== Collection entries ==

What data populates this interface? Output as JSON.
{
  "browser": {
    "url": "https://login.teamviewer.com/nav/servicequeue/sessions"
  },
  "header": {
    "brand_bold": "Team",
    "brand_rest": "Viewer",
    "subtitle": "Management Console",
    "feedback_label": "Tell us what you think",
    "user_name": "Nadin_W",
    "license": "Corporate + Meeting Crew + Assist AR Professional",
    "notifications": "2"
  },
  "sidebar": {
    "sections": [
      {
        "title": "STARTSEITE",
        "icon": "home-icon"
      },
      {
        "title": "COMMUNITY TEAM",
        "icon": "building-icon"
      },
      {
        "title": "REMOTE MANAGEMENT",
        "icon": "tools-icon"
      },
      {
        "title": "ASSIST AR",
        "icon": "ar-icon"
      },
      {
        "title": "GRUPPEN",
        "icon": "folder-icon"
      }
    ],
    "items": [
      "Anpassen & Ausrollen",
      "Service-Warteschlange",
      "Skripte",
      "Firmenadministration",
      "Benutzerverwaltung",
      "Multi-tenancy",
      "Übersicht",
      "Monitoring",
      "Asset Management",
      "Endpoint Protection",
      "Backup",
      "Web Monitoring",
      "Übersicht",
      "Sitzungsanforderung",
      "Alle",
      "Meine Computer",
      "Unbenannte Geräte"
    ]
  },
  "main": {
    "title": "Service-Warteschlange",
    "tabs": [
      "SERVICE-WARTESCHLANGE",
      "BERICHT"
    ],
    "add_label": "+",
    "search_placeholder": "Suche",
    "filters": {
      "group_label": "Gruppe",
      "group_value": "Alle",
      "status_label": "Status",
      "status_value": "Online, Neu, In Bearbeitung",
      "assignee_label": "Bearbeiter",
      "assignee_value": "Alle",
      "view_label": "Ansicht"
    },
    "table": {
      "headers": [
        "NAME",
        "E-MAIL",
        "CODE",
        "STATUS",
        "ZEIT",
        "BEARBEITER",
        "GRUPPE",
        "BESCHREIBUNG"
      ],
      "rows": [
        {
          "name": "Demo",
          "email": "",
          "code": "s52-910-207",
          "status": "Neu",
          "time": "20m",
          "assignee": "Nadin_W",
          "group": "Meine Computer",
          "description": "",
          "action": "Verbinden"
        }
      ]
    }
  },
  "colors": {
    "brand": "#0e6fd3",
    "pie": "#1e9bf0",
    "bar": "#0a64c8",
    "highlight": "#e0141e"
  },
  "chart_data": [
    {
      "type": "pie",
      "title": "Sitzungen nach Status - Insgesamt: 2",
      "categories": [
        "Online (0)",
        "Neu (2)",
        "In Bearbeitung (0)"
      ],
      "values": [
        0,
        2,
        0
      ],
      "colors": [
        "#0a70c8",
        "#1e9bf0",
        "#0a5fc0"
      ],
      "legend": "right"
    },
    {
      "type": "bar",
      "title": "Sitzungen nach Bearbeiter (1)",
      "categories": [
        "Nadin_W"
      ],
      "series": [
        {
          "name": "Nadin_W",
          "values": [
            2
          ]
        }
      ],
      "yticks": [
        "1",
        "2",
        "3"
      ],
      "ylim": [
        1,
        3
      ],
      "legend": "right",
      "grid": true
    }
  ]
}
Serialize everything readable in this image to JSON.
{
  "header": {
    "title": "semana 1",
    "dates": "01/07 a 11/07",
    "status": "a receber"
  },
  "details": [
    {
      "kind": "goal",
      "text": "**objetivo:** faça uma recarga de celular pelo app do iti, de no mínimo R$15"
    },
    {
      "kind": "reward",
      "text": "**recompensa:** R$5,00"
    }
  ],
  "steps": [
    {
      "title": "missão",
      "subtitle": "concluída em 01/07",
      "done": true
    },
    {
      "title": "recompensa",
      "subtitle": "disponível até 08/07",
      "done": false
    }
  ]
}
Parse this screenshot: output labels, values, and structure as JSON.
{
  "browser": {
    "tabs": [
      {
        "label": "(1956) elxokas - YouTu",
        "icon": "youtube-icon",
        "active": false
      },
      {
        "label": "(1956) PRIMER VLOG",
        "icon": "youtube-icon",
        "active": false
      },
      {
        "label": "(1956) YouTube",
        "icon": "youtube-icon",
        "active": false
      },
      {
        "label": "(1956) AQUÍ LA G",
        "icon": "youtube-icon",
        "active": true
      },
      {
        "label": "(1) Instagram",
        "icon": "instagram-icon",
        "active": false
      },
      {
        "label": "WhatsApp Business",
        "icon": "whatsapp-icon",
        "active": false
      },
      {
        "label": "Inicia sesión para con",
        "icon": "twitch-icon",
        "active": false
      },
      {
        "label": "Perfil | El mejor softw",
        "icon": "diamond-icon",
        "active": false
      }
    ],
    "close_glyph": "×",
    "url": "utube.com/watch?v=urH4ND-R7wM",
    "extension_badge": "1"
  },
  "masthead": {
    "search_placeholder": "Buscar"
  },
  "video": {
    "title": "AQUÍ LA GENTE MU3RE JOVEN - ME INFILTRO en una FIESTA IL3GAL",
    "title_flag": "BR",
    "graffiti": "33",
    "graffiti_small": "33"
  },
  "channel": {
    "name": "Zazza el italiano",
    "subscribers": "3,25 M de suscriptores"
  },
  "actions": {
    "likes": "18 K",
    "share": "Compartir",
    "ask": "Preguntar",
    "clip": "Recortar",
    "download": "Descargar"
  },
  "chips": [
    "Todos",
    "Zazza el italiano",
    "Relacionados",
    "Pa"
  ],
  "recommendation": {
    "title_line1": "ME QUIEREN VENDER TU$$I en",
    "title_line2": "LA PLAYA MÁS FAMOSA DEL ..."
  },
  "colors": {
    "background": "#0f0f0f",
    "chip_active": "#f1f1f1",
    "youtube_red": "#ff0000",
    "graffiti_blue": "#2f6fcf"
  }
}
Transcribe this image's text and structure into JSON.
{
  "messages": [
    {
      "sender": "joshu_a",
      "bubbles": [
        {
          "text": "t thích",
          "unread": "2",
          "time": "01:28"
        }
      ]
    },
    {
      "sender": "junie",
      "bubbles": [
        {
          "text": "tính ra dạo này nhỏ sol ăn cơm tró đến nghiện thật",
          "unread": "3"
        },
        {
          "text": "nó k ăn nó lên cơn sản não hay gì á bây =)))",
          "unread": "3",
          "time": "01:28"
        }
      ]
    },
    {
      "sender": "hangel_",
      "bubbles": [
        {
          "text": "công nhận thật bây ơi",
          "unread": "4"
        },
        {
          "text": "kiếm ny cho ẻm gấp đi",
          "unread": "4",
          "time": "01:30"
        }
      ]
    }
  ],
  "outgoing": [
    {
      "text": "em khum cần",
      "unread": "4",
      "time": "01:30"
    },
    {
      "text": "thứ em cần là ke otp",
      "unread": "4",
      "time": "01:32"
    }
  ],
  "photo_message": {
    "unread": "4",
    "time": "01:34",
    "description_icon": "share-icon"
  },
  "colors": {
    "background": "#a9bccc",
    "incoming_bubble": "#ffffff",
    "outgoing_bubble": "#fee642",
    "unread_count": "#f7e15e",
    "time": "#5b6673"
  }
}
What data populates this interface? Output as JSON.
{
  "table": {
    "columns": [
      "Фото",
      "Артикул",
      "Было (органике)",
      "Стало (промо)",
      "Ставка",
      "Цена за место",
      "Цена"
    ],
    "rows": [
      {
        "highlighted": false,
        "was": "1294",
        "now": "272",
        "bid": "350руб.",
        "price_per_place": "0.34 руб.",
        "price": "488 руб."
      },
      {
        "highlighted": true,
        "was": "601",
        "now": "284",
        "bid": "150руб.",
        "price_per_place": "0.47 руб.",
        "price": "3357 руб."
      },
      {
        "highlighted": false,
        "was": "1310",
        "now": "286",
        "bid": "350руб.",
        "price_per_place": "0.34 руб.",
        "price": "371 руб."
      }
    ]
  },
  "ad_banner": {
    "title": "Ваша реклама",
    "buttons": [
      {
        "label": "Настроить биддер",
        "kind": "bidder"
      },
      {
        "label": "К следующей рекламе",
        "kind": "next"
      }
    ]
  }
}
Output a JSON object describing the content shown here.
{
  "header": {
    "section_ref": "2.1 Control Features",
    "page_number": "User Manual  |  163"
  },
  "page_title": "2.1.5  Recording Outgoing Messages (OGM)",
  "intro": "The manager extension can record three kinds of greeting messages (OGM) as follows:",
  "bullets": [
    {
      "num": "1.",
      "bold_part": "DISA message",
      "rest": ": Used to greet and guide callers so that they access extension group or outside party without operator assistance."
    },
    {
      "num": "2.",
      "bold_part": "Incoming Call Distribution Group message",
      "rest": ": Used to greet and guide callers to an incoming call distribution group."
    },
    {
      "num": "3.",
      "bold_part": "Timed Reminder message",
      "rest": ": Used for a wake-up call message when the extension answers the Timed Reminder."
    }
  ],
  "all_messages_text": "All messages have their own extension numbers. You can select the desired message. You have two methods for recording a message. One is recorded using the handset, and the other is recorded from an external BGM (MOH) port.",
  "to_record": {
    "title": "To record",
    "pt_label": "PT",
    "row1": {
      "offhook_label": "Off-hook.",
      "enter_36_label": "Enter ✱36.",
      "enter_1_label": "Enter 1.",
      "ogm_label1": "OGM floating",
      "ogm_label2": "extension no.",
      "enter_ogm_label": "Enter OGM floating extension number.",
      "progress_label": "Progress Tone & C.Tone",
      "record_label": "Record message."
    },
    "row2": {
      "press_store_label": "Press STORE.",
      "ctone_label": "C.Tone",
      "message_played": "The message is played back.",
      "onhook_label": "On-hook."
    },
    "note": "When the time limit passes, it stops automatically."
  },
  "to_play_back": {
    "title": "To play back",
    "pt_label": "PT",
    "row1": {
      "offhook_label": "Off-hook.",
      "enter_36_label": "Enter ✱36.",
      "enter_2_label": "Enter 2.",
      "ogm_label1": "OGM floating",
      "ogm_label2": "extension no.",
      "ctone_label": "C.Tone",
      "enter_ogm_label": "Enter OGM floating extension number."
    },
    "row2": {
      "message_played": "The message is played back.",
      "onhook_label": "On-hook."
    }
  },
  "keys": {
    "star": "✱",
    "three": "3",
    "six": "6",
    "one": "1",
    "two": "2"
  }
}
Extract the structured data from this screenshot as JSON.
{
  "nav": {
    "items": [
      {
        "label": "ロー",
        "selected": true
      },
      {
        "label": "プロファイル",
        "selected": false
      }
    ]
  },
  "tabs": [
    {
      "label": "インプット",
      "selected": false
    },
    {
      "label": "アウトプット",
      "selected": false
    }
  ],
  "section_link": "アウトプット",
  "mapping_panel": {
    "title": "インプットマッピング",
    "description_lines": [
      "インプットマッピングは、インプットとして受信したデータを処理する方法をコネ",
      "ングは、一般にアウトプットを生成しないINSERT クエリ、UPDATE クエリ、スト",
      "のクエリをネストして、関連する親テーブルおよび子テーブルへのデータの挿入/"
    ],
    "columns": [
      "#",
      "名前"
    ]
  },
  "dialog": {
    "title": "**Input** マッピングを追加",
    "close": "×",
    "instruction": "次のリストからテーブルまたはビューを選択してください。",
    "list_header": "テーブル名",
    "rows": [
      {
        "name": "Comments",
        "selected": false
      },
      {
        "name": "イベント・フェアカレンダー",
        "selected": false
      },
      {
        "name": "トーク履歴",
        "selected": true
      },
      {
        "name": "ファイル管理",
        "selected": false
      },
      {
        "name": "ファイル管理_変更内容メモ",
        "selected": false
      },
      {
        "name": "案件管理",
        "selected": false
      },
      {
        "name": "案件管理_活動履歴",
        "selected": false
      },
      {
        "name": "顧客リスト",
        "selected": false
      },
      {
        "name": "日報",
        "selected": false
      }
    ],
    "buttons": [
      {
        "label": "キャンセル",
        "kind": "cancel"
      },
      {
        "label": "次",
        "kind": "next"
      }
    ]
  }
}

== Exercise objective ==
Check every line of the material for the string "background" and give the number of lines that have it, without anything else.

== Solution ==
2